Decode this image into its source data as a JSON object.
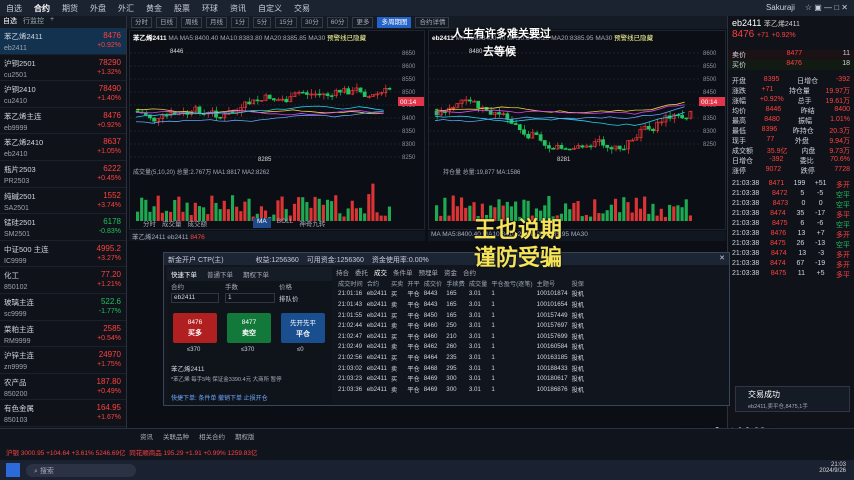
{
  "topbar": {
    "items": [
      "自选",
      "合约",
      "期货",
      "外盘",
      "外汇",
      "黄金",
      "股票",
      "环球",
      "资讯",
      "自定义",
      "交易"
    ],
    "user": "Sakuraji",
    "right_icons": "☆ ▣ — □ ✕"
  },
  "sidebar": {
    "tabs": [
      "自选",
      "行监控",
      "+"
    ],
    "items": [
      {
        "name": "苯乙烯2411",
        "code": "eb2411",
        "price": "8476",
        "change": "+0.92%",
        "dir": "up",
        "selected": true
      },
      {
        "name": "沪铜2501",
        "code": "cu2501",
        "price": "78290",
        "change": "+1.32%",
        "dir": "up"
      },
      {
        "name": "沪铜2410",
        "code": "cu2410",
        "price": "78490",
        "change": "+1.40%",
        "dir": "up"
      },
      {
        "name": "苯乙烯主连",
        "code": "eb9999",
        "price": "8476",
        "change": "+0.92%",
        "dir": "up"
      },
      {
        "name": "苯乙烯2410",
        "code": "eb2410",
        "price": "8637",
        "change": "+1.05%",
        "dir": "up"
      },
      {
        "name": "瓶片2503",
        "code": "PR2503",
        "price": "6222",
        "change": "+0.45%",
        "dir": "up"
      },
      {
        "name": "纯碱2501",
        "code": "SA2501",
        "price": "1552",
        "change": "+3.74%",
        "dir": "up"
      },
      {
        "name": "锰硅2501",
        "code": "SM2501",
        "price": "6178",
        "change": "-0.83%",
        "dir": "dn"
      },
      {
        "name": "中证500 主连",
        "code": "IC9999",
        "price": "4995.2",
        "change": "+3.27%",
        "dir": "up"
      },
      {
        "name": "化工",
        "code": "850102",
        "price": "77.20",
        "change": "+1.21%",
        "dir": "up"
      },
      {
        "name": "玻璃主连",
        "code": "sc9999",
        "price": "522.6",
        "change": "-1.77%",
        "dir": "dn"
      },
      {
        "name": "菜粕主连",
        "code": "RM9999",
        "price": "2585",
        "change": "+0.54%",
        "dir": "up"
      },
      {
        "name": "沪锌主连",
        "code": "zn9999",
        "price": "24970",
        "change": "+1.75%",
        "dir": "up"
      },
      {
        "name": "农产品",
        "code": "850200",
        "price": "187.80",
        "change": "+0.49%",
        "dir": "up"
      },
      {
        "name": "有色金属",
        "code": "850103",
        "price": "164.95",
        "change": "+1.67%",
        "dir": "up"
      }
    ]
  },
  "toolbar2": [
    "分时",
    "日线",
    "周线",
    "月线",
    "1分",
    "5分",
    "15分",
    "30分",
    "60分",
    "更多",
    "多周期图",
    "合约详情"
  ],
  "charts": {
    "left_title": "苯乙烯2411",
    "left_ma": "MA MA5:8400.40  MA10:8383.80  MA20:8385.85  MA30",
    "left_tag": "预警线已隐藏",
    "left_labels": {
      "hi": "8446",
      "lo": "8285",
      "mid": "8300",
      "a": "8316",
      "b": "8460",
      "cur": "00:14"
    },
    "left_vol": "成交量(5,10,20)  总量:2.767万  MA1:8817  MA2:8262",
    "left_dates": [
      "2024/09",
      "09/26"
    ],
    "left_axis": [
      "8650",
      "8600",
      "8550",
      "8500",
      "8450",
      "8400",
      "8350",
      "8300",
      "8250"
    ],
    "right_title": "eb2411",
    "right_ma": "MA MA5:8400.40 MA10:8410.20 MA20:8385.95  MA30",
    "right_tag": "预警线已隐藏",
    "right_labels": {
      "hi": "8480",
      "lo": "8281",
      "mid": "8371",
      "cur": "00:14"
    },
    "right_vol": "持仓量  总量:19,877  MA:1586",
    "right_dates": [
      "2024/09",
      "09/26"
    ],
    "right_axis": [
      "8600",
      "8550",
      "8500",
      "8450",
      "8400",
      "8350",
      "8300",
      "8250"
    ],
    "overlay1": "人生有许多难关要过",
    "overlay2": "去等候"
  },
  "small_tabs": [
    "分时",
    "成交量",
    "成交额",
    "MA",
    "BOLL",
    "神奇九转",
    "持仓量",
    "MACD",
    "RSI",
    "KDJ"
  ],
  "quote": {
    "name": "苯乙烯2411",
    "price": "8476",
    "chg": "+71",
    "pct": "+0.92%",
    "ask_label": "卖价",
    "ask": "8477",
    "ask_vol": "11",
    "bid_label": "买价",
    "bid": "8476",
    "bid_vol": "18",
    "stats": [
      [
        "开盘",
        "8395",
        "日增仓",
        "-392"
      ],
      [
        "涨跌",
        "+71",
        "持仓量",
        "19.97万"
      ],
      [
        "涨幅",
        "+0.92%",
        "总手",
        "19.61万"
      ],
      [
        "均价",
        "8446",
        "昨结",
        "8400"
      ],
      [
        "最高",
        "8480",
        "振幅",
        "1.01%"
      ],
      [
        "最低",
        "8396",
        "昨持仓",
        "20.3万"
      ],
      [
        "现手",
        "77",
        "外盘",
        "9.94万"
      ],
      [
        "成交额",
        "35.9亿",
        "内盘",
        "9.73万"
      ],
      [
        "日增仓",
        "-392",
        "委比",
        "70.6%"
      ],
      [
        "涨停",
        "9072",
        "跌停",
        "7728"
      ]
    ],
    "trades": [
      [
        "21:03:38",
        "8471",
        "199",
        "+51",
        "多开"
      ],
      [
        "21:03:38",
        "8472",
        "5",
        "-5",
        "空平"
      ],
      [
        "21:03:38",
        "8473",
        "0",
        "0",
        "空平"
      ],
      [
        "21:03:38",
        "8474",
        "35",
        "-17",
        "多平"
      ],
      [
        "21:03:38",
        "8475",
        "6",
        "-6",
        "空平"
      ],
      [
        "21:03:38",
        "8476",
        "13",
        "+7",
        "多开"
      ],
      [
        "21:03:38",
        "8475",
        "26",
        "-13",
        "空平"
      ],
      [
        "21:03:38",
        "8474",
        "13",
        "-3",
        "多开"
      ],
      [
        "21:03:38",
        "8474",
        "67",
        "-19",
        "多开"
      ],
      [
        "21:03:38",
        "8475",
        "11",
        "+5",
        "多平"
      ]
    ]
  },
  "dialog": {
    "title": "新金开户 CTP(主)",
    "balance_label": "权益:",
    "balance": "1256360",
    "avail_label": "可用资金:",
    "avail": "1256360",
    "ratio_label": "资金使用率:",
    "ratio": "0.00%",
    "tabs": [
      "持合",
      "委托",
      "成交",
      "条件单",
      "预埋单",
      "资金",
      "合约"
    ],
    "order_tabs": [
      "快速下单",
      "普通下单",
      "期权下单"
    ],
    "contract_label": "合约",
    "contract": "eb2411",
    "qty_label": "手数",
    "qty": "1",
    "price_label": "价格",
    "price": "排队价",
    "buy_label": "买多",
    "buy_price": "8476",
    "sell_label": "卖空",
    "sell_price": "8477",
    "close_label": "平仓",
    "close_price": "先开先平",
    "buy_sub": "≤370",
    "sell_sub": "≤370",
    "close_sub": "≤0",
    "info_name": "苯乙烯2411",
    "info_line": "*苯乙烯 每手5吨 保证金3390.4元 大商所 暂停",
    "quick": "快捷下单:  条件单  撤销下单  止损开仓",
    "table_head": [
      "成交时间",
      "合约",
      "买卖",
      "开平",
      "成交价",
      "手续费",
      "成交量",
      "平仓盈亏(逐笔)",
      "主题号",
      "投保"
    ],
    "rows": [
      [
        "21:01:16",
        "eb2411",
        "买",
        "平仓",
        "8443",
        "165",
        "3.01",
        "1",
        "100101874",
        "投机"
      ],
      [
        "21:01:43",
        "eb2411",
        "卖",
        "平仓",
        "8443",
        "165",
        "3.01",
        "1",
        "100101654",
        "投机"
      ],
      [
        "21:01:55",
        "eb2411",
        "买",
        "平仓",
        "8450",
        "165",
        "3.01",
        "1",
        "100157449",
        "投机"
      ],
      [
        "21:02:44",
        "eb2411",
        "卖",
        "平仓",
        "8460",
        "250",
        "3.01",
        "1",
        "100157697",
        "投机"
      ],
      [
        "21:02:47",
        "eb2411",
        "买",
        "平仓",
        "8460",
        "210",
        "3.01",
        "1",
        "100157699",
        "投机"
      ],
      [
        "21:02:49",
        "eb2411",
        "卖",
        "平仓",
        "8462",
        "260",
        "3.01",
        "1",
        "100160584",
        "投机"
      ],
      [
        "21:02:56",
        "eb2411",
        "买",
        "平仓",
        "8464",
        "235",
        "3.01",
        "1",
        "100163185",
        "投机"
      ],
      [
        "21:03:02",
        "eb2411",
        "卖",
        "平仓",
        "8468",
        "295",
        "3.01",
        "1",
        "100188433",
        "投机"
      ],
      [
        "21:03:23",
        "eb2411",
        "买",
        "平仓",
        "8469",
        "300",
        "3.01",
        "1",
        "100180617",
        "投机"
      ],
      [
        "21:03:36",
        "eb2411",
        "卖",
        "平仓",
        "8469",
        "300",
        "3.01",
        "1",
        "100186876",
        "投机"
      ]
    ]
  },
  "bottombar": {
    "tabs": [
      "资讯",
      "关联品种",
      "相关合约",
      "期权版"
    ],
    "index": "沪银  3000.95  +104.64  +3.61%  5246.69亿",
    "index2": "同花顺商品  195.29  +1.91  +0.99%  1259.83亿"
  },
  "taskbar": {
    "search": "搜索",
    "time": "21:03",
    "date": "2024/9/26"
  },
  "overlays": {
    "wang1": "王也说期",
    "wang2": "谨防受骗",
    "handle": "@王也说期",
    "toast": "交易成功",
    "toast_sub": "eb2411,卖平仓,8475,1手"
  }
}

- - - - -

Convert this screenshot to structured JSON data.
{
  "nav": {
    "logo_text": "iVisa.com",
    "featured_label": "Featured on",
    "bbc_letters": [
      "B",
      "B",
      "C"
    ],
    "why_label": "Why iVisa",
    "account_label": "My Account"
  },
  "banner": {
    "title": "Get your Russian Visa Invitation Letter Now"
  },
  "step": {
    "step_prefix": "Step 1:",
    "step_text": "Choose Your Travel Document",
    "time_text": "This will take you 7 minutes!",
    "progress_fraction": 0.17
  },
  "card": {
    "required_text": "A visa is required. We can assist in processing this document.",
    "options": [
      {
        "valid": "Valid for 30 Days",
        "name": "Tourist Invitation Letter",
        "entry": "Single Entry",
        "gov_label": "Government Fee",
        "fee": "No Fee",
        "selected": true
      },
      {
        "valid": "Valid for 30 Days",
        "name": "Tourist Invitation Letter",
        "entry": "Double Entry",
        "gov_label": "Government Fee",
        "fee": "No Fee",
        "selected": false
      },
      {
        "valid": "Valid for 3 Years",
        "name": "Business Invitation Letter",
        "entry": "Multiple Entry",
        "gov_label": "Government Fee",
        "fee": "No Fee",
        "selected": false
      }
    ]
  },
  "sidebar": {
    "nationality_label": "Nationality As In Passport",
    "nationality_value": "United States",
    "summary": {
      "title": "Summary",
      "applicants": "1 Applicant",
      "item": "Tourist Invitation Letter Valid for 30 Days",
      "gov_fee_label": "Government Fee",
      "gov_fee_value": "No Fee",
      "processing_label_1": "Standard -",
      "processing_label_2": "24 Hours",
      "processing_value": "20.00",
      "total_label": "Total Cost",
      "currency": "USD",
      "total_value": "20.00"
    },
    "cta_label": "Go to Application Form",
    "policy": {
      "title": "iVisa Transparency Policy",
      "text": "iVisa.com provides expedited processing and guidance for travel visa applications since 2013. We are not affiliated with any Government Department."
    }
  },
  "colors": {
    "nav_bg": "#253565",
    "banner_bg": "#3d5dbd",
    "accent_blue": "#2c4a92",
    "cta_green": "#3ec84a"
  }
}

- - - - -

▶ **Aim**
Scan the entries above for the word "data" and collect each line holding it.

▶ **The response**
Decode this image into its source data as a JSON object.
Convert this screenshot to structured JSON data.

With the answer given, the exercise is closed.